— START Supplied data —

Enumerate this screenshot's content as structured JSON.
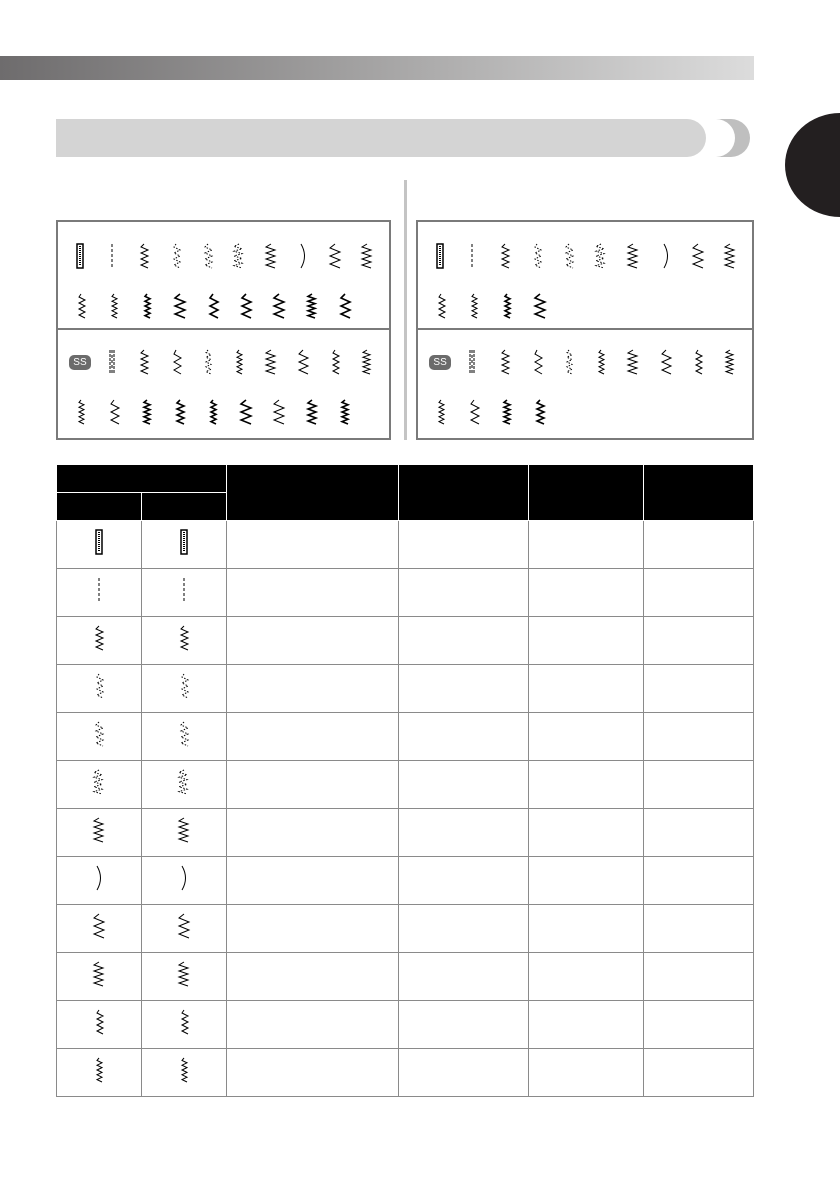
{
  "colors": {
    "header_gradient_start": "#6e6c6d",
    "header_gradient_end": "#dcdcdc",
    "title_bar": "#d4d4d4",
    "tab": "#231f20",
    "table_header": "#000000"
  },
  "panel_left": {
    "row1": [
      "buttonhole-box",
      "straight-dashed",
      "zigzag",
      "zigzag-dotted-left",
      "zigzag-dotted-right",
      "zigzag-dotted",
      "wave-zigzag",
      "curve",
      "serpentine",
      "stretch-zigzag"
    ],
    "row2": [
      "blind-hem",
      "blind-hem-elastic",
      "satin-diamond",
      "satin-arrow",
      "satin-step",
      "satin-wave",
      "satin-s",
      "satin-block",
      "satin-feather"
    ],
    "badge": "SS",
    "row3": [
      "triple-straight",
      "stacked-chevron",
      "double-triangle",
      "double-triangle-dashed",
      "chevron",
      "shell",
      "s-zigzag",
      "cross-stitch",
      "feather"
    ],
    "row4": [
      "box-triangle",
      "chevron-stack",
      "zigzag-bold",
      "zigzag-bold-2",
      "zigzag-bold-3",
      "zigzag-bold-4",
      "cross-small",
      "zigzag-bold-5",
      "zigzag-bold-6"
    ]
  },
  "panel_right": {
    "row1": [
      "buttonhole-box",
      "straight-dashed",
      "zigzag",
      "zigzag-dotted-left",
      "zigzag-dotted-right",
      "zigzag-dotted",
      "wave-zigzag",
      "curve",
      "serpentine",
      "stretch-zigzag"
    ],
    "row2": [
      "blind-hem",
      "blind-hem-elastic",
      "satin-diamond",
      "satin-arrow"
    ],
    "badge": "SS",
    "row3": [
      "triple-straight",
      "stacked-chevron",
      "double-triangle",
      "double-triangle-dashed",
      "chevron",
      "shell",
      "s-zigzag",
      "cross-stitch",
      "feather"
    ],
    "row4": [
      "box-triangle",
      "chevron-stack",
      "zigzag-bold",
      "zigzag-bold-2"
    ]
  },
  "table": {
    "rows": [
      "buttonhole-box",
      "straight-dashed",
      "zigzag",
      "zigzag-dotted-left",
      "zigzag-dotted-right",
      "zigzag-dotted",
      "wave-zigzag",
      "curve",
      "serpentine",
      "stretch-zigzag",
      "blind-hem",
      "blind-hem-elastic"
    ]
  }
}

— END Supplied data —

▸ Given exercise: Output, exactly, all the records above; include no pictures.

▸ The response:
Enumerate this screenshot's content as structured JSON.
{
  "colors": {
    "header_gradient_start": "#6e6c6d",
    "header_gradient_end": "#dcdcdc",
    "title_bar": "#d4d4d4",
    "tab": "#231f20",
    "table_header": "#000000"
  },
  "panel_left": {
    "row1": [
      "buttonhole-box",
      "straight-dashed",
      "zigzag",
      "zigzag-dotted-left",
      "zigzag-dotted-right",
      "zigzag-dotted",
      "wave-zigzag",
      "curve",
      "serpentine",
      "stretch-zigzag"
    ],
    "row2": [
      "blind-hem",
      "blind-hem-elastic",
      "satin-diamond",
      "satin-arrow",
      "satin-step",
      "satin-wave",
      "satin-s",
      "satin-block",
      "satin-feather"
    ],
    "badge": "SS",
    "row3": [
      "triple-straight",
      "stacked-chevron",
      "double-triangle",
      "double-triangle-dashed",
      "chevron",
      "shell",
      "s-zigzag",
      "cross-stitch",
      "feather"
    ],
    "row4": [
      "box-triangle",
      "chevron-stack",
      "zigzag-bold",
      "zigzag-bold-2",
      "zigzag-bold-3",
      "zigzag-bold-4",
      "cross-small",
      "zigzag-bold-5",
      "zigzag-bold-6"
    ]
  },
  "panel_right": {
    "row1": [
      "buttonhole-box",
      "straight-dashed",
      "zigzag",
      "zigzag-dotted-left",
      "zigzag-dotted-right",
      "zigzag-dotted",
      "wave-zigzag",
      "curve",
      "serpentine",
      "stretch-zigzag"
    ],
    "row2": [
      "blind-hem",
      "blind-hem-elastic",
      "satin-diamond",
      "satin-arrow"
    ],
    "badge": "SS",
    "row3": [
      "triple-straight",
      "stacked-chevron",
      "double-triangle",
      "double-triangle-dashed",
      "chevron",
      "shell",
      "s-zigzag",
      "cross-stitch",
      "feather"
    ],
    "row4": [
      "box-triangle",
      "chevron-stack",
      "zigzag-bold",
      "zigzag-bold-2"
    ]
  },
  "table": {
    "rows": [
      "buttonhole-box",
      "straight-dashed",
      "zigzag",
      "zigzag-dotted-left",
      "zigzag-dotted-right",
      "zigzag-dotted",
      "wave-zigzag",
      "curve",
      "serpentine",
      "stretch-zigzag",
      "blind-hem",
      "blind-hem-elastic"
    ]
  }
}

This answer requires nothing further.